Directions for this task: Repeat everything in the material exactly.
----------
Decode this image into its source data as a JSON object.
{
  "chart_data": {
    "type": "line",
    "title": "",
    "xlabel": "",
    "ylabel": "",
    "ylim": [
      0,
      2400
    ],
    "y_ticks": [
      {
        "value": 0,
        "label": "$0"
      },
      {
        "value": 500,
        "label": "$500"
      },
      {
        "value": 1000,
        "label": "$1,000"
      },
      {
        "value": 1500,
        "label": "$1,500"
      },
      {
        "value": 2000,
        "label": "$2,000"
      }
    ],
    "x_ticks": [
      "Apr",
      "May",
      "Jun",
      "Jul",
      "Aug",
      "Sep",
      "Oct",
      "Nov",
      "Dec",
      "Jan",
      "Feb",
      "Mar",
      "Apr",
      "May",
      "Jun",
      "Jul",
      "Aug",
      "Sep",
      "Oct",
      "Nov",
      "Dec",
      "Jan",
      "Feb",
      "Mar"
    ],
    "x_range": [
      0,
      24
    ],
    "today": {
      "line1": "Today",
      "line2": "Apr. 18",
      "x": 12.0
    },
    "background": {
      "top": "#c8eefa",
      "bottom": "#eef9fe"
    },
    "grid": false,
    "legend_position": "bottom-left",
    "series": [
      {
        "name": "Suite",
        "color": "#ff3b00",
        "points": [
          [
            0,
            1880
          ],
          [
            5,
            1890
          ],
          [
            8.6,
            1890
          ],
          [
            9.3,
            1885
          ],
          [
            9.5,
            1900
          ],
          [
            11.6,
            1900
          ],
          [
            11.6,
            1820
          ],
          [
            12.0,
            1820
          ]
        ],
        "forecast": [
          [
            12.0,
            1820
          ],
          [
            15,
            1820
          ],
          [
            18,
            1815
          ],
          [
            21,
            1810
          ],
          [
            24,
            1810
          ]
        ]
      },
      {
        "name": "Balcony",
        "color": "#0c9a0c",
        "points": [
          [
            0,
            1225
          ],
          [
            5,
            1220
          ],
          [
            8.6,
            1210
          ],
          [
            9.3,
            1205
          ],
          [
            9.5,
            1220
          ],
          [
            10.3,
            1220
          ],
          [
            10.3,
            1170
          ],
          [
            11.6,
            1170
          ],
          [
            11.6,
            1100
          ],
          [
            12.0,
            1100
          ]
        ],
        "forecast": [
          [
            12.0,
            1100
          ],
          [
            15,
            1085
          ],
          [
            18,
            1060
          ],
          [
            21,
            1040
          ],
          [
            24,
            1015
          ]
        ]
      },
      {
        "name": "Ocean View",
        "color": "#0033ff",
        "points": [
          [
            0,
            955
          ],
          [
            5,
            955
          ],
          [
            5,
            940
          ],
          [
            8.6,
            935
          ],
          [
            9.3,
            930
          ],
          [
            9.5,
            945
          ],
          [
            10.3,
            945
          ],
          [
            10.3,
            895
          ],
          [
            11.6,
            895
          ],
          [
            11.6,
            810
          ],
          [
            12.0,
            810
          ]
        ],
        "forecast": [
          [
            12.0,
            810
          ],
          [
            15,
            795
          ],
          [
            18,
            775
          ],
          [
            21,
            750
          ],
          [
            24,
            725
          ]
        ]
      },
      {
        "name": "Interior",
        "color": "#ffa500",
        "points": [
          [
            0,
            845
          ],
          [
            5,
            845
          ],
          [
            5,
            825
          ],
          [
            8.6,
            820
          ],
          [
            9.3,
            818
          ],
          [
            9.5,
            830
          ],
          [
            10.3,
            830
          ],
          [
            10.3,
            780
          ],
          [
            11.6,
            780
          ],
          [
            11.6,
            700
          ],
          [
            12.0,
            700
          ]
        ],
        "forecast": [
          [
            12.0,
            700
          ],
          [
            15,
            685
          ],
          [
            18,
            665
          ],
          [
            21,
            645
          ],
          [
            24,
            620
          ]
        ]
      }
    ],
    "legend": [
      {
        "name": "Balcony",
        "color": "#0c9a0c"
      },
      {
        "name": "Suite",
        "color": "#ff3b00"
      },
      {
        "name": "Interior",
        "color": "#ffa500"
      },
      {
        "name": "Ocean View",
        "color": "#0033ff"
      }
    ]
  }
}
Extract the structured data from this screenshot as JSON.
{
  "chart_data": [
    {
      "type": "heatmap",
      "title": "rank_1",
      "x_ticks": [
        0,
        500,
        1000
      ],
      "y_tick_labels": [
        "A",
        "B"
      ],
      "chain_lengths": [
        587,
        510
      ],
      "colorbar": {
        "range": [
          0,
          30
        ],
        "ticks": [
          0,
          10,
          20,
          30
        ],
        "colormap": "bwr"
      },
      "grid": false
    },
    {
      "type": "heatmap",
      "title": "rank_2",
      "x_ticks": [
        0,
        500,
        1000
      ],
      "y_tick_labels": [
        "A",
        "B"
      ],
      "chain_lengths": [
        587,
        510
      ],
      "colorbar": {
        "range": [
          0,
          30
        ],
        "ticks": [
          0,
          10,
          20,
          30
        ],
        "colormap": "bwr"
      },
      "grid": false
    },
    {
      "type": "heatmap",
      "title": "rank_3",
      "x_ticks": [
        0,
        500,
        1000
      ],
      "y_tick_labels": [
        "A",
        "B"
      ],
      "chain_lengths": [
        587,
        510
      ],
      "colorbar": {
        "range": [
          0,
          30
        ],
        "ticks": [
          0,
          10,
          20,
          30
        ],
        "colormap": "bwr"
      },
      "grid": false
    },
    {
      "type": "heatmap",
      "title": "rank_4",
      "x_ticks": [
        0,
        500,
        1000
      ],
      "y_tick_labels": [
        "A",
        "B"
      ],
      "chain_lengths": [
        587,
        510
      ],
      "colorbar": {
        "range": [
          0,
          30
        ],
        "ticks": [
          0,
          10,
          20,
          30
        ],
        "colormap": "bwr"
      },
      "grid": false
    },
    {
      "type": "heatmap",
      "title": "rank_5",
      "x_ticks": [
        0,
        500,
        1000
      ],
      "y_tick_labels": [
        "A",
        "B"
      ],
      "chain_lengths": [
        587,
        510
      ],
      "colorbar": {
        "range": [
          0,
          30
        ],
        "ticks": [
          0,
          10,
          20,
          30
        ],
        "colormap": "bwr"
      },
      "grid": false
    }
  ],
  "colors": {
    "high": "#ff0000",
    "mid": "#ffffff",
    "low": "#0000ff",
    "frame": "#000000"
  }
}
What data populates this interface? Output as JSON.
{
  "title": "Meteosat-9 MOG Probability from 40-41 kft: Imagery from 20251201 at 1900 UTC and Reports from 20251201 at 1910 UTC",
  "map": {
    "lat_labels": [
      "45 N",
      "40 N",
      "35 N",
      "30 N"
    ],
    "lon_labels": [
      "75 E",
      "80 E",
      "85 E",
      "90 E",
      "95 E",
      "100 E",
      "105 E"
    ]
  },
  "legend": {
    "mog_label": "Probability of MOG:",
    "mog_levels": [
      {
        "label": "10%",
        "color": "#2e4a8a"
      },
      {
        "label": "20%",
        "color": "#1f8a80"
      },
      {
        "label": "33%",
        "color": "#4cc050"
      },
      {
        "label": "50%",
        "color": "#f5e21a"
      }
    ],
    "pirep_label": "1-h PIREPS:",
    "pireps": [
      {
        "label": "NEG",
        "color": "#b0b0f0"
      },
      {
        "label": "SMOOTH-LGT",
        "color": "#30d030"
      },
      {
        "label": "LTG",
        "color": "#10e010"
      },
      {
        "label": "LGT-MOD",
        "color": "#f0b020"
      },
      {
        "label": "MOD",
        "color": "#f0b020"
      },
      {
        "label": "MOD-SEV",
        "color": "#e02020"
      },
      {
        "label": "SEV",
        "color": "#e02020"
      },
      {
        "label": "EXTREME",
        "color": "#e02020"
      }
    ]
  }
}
----------
Expected answer:
Decode this image into its source data as a JSON object.
{
  "chart_data": {
    "type": "line",
    "title": "",
    "xlabel": "",
    "ylabel": "",
    "ylim": [
      0,
      2400
    ],
    "y_ticks": [
      {
        "value": 0,
        "label": "$0"
      },
      {
        "value": 500,
        "label": "$500"
      },
      {
        "value": 1000,
        "label": "$1,000"
      },
      {
        "value": 1500,
        "label": "$1,500"
      },
      {
        "value": 2000,
        "label": "$2,000"
      }
    ],
    "x_ticks": [
      "Apr",
      "May",
      "Jun",
      "Jul",
      "Aug",
      "Sep",
      "Oct",
      "Nov",
      "Dec",
      "Jan",
      "Feb",
      "Mar",
      "Apr",
      "May",
      "Jun",
      "Jul",
      "Aug",
      "Sep",
      "Oct",
      "Nov",
      "Dec",
      "Jan",
      "Feb",
      "Mar"
    ],
    "x_range": [
      0,
      24
    ],
    "today": {
      "line1": "Today",
      "line2": "Apr. 18",
      "x": 12.0
    },
    "background": {
      "top": "#c8eefa",
      "bottom": "#eef9fe"
    },
    "grid": false,
    "legend_position": "bottom-left",
    "series": [
      {
        "name": "Suite",
        "color": "#ff3b00",
        "points": [
          [
            0,
            1880
          ],
          [
            5,
            1890
          ],
          [
            8.6,
            1890
          ],
          [
            9.3,
            1885
          ],
          [
            9.5,
            1900
          ],
          [
            11.6,
            1900
          ],
          [
            11.6,
            1820
          ],
          [
            12.0,
            1820
          ]
        ],
        "forecast": [
          [
            12.0,
            1820
          ],
          [
            15,
            1820
          ],
          [
            18,
            1815
          ],
          [
            21,
            1810
          ],
          [
            24,
            1810
          ]
        ]
      },
      {
        "name": "Balcony",
        "color": "#0c9a0c",
        "points": [
          [
            0,
            1225
          ],
          [
            5,
            1220
          ],
          [
            8.6,
            1210
          ],
          [
            9.3,
            1205
          ],
          [
            9.5,
            1220
          ],
          [
            10.3,
            1220
          ],
          [
            10.3,
            1170
          ],
          [
            11.6,
            1170
          ],
          [
            11.6,
            1100
          ],
          [
            12.0,
            1100
          ]
        ],
        "forecast": [
          [
            12.0,
            1100
          ],
          [
            15,
            1085
          ],
          [
            18,
            1060
          ],
          [
            21,
            1040
          ],
          [
            24,
            1015
          ]
        ]
      },
      {
        "name": "Ocean View",
        "color": "#0033ff",
        "points": [
          [
            0,
            955
          ],
          [
            5,
            955
          ],
          [
            5,
            940
          ],
          [
            8.6,
            935
          ],
          [
            9.3,
            930
          ],
          [
            9.5,
            945
          ],
          [
            10.3,
            945
          ],
          [
            10.3,
            895
          ],
          [
            11.6,
            895
          ],
          [
            11.6,
            810
          ],
          [
            12.0,
            810
          ]
        ],
        "forecast": [
          [
            12.0,
            810
          ],
          [
            15,
            795
          ],
          [
            18,
            775
          ],
          [
            21,
            750
          ],
          [
            24,
            725
          ]
        ]
      },
      {
        "name": "Interior",
        "color": "#ffa500",
        "points": [
          [
            0,
            845
          ],
          [
            5,
            845
          ],
          [
            5,
            825
          ],
          [
            8.6,
            820
          ],
          [
            9.3,
            818
          ],
          [
            9.5,
            830
          ],
          [
            10.3,
            830
          ],
          [
            10.3,
            780
          ],
          [
            11.6,
            780
          ],
          [
            11.6,
            700
          ],
          [
            12.0,
            700
          ]
        ],
        "forecast": [
          [
            12.0,
            700
          ],
          [
            15,
            685
          ],
          [
            18,
            665
          ],
          [
            21,
            645
          ],
          [
            24,
            620
          ]
        ]
      }
    ],
    "legend": [
      {
        "name": "Balcony",
        "color": "#0c9a0c"
      },
      {
        "name": "Suite",
        "color": "#ff3b00"
      },
      {
        "name": "Interior",
        "color": "#ffa500"
      },
      {
        "name": "Ocean View",
        "color": "#0033ff"
      }
    ]
  }
}
Extract the structured data from this screenshot as JSON.
{
  "chart_data": [
    {
      "type": "heatmap",
      "title": "rank_1",
      "x_ticks": [
        0,
        500,
        1000
      ],
      "y_tick_labels": [
        "A",
        "B"
      ],
      "chain_lengths": [
        587,
        510
      ],
      "colorbar": {
        "range": [
          0,
          30
        ],
        "ticks": [
          0,
          10,
          20,
          30
        ],
        "colormap": "bwr"
      },
      "grid": false
    },
    {
      "type": "heatmap",
      "title": "rank_2",
      "x_ticks": [
        0,
        500,
        1000
      ],
      "y_tick_labels": [
        "A",
        "B"
      ],
      "chain_lengths": [
        587,
        510
      ],
      "colorbar": {
        "range": [
          0,
          30
        ],
        "ticks": [
          0,
          10,
          20,
          30
        ],
        "colormap": "bwr"
      },
      "grid": false
    },
    {
      "type": "heatmap",
      "title": "rank_3",
      "x_ticks": [
        0,
        500,
        1000
      ],
      "y_tick_labels": [
        "A",
        "B"
      ],
      "chain_lengths": [
        587,
        510
      ],
      "colorbar": {
        "range": [
          0,
          30
        ],
        "ticks": [
          0,
          10,
          20,
          30
        ],
        "colormap": "bwr"
      },
      "grid": false
    },
    {
      "type": "heatmap",
      "title": "rank_4",
      "x_ticks": [
        0,
        500,
        1000
      ],
      "y_tick_labels": [
        "A",
        "B"
      ],
      "chain_lengths": [
        587,
        510
      ],
      "colorbar": {
        "range": [
          0,
          30
        ],
        "ticks": [
          0,
          10,
          20,
          30
        ],
        "colormap": "bwr"
      },
      "grid": false
    },
    {
      "type": "heatmap",
      "title": "rank_5",
      "x_ticks": [
        0,
        500,
        1000
      ],
      "y_tick_labels": [
        "A",
        "B"
      ],
      "chain_lengths": [
        587,
        510
      ],
      "colorbar": {
        "range": [
          0,
          30
        ],
        "ticks": [
          0,
          10,
          20,
          30
        ],
        "colormap": "bwr"
      },
      "grid": false
    }
  ],
  "colors": {
    "high": "#ff0000",
    "mid": "#ffffff",
    "low": "#0000ff",
    "frame": "#000000"
  }
}
What data populates this interface? Output as JSON.
{
  "title": "Meteosat-9 MOG Probability from 40-41 kft: Imagery from 20251201 at 1900 UTC and Reports from 20251201 at 1910 UTC",
  "map": {
    "lat_labels": [
      "45 N",
      "40 N",
      "35 N",
      "30 N"
    ],
    "lon_labels": [
      "75 E",
      "80 E",
      "85 E",
      "90 E",
      "95 E",
      "100 E",
      "105 E"
    ]
  },
  "legend": {
    "mog_label": "Probability of MOG:",
    "mog_levels": [
      {
        "label": "10%",
        "color": "#2e4a8a"
      },
      {
        "label": "20%",
        "color": "#1f8a80"
      },
      {
        "label": "33%",
        "color": "#4cc050"
      },
      {
        "label": "50%",
        "color": "#f5e21a"
      }
    ],
    "pirep_label": "1-h PIREPS:",
    "pireps": [
      {
        "label": "NEG",
        "color": "#b0b0f0"
      },
      {
        "label": "SMOOTH-LGT",
        "color": "#30d030"
      },
      {
        "label": "LTG",
        "color": "#10e010"
      },
      {
        "label": "LGT-MOD",
        "color": "#f0b020"
      },
      {
        "label": "MOD",
        "color": "#f0b020"
      },
      {
        "label": "MOD-SEV",
        "color": "#e02020"
      },
      {
        "label": "SEV",
        "color": "#e02020"
      },
      {
        "label": "EXTREME",
        "color": "#e02020"
      }
    ]
  }
}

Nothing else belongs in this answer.